となると、残るレーザーブレードが注目されるわけですが、レーザーブレードにもリーオ製武器にはない問題点がありました。
それは「武器自体がエネルギーを消費する」ということです。
このため、レーザーブレードを後付すると、
ゾイドの稼働時間が短くなったり、新しいエネルギー供給経路を追加しなくてはならなくなったりしてしまいます。
そこで共和国軍開発陣は考えました。
ある程度のエネルギー貯蔵装置を持ったレーザーブレード武器を、
エネルギー補充しながら運んでくれるゾイドがあったらいいんじゃないかなあ…と。
こうして開発されたのがペイドロサウリアです。
コンセプトをわかりやすく言い換えれば歩いてついてくるケータイ充電器です
(ケータイ=レーザーブレード武器、バッテリー付なわけね、充電器=ペイドロサウリア)。
運搬する武器はゴジュラスないしはアイアンコング(鹵獲ないし発掘した機体)用として開発されたものでした。


234 :
 ペイドロサウリアが運搬する武器には、
短刀・戦斧・チャクラム・トンファー・手斧・歯付スコップ・メリケン・盾があります。
盾以外の武器は全てペイドロサウリアの頭部にマウントされます。
ペイドロサウルスの頭部にはエネルギー供給機構の端子があり、武器が頭部にマウントされると、
その武器のエネルギー貯蔵装置に接続されます。
盾はエネルギー供給を必要としない(Eシールド等の類ではない)ため頭部にマウントする必要がないので、
その大きさから背部にマウントされます。
頭部に武器をマウントするのは、ゴジュラスが取りやすいように伸び上がって高く持ち上げるためと、
相手との位置取りから武器を取りにくいとき、首を伸ばして差し出すためです。
ちなみに、ペイドロサウリアはこの武器を使って格闘戦を行えるといわれることがありますが、
これは半分だけ正解といったところです。頭部武器マウントは、相手が武器を取ることを前提として造られているため、
ゾイドに武器を打ち付けたりしたら武器が外れてしまいます。
ましてアイスラッガーのように使用したなんてことは断じてありません。
とはいえ戦場では何が起こるかわからないものなので、
振り回して相手を近付かせないようにして自分の身を守ることはあったようです(そのくらいの遠心力程度では外れない)。
なお、頭部がエネルギー供給機構とマウントでほとんど占拠されているため、
コクピットは胸部にあり(ジェノシリーズと似た配置です)、さらにはキャノピー式であるという、珍しい形式になっています。
 それから、ペイドロサウリアは、輸送ゾイドであることからか、
機動性は戦闘用ゾイドに較べそれほどよくないと思っている人が多いようですが、
実際は戦場においてアイアンコング(最高速度150q/h)に随伴できるよう開発されたため、
最高で150q/hを出すことができ、不整地走破性や運動性も良好だったようです。


235 :
 で、実際にゴジュラス部隊やアイアンコング部隊に送られて試験されたペイドロサウリアですが、
その評価は芳しいものではありませんでした。一般的な評価がどんなものだったのか見てみましょう。

◆ データ
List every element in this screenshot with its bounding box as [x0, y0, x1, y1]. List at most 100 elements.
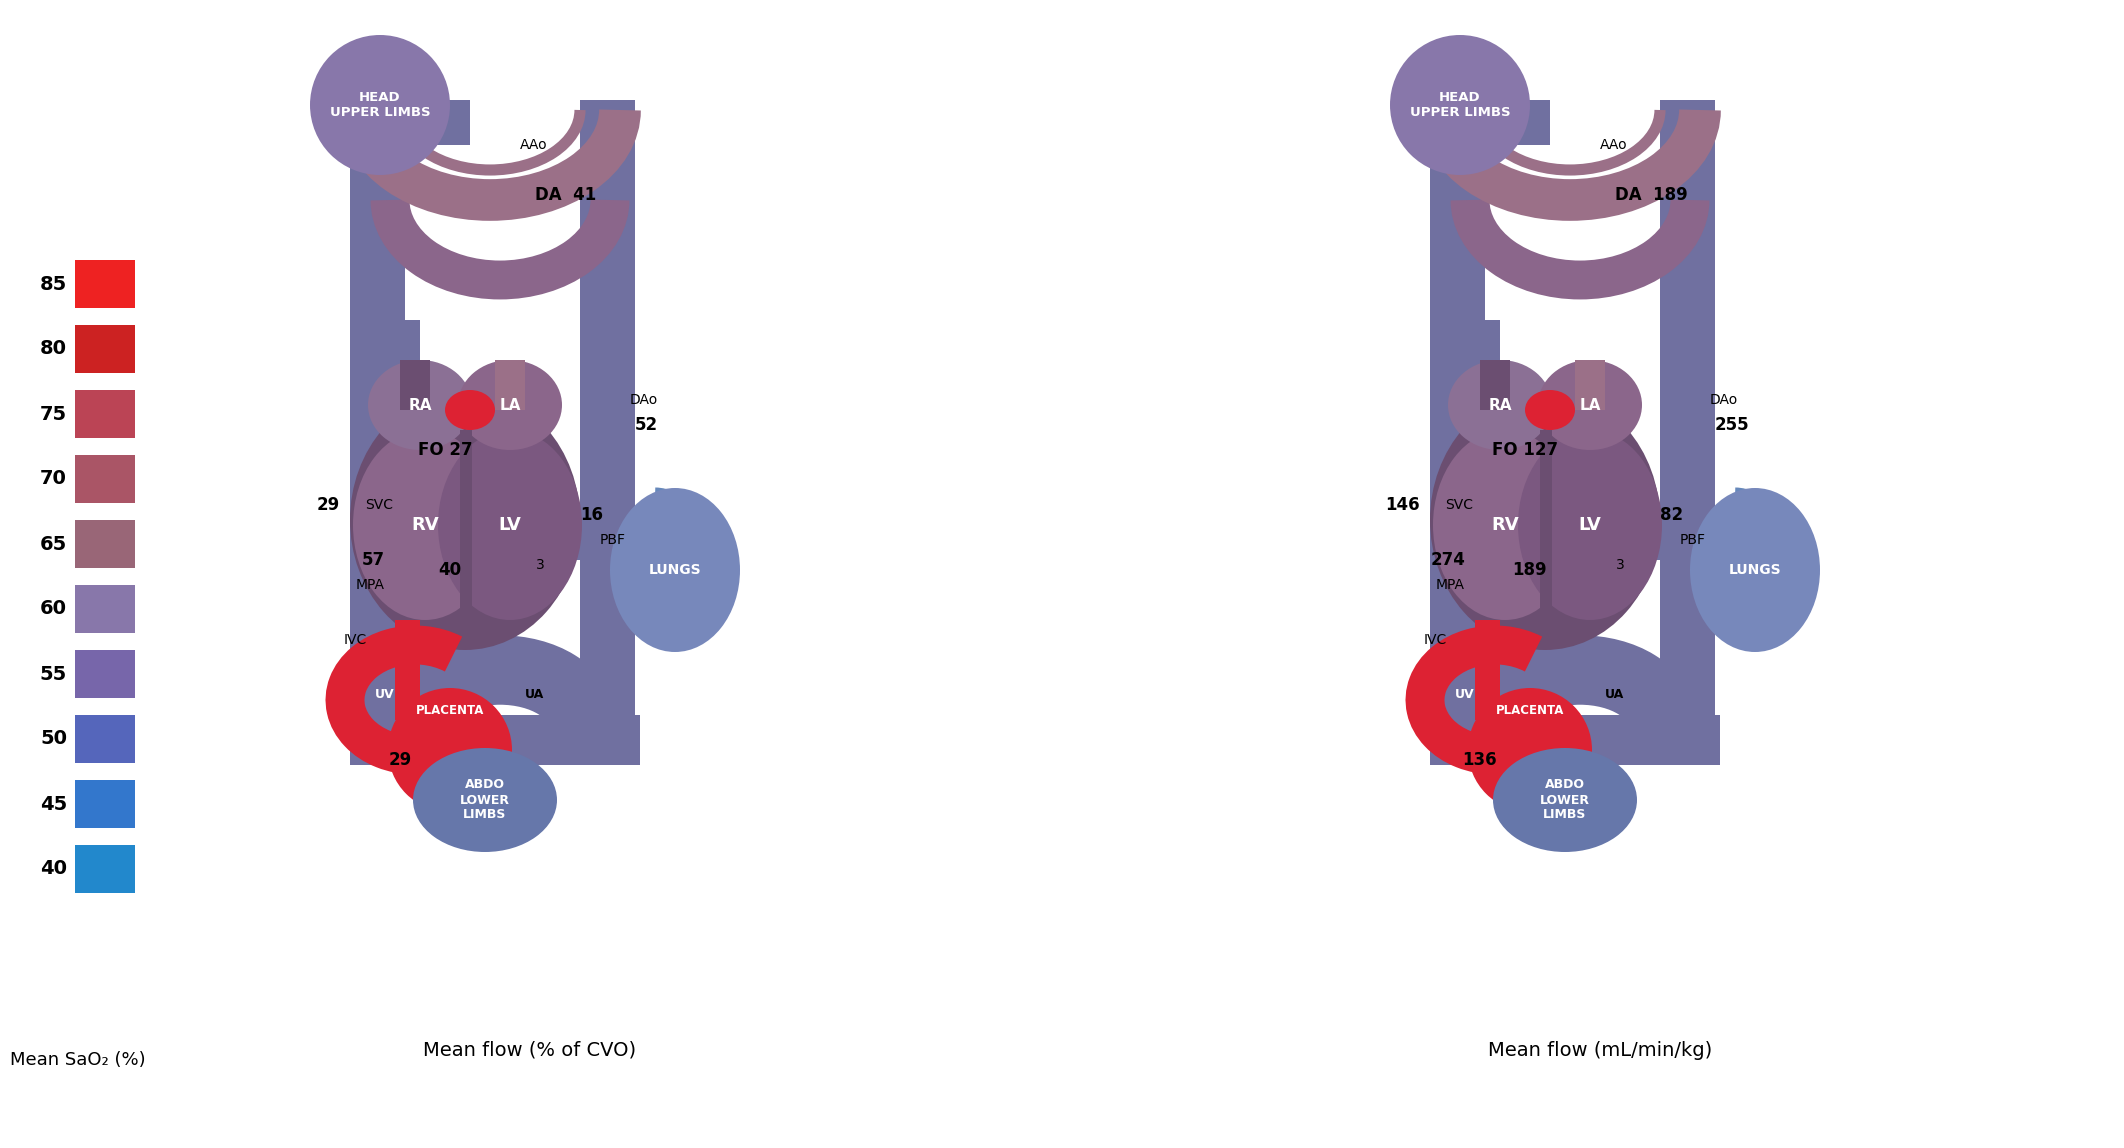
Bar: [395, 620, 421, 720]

◆ 課題の指示
原文の「盾以外の武器は全てペイドロサウリアの頭部にマウントされます。」から「相手との位置取りから武器を取りにくいとき、首を伸ばして差し出すためです。」までで「ゴジュラス」を「アイアンコング」に差し替えると、どのような文になりますか。

◆ 解答全文
盾以外の武器は全てペイドロサウリアの頭部にマウントされます。
ペイドロサウルスの頭部にはエネルギー供給機構の端子があり、武器が頭部にマウントされると、
その武器のエネルギー貯蔵装置に接続されます。
盾はエネルギー供給を必要としない(Eシールド等の類ではない)ため頭部にマウントする必要がないので、
その大きさから背部にマウントされます。
頭部に武器をマウントするのは、アイアンコングが取りやすいように伸び上がって高く持ち上げるためと、
相手との位置取りから武器を取りにくいとき、首を伸ばして差し出すためです。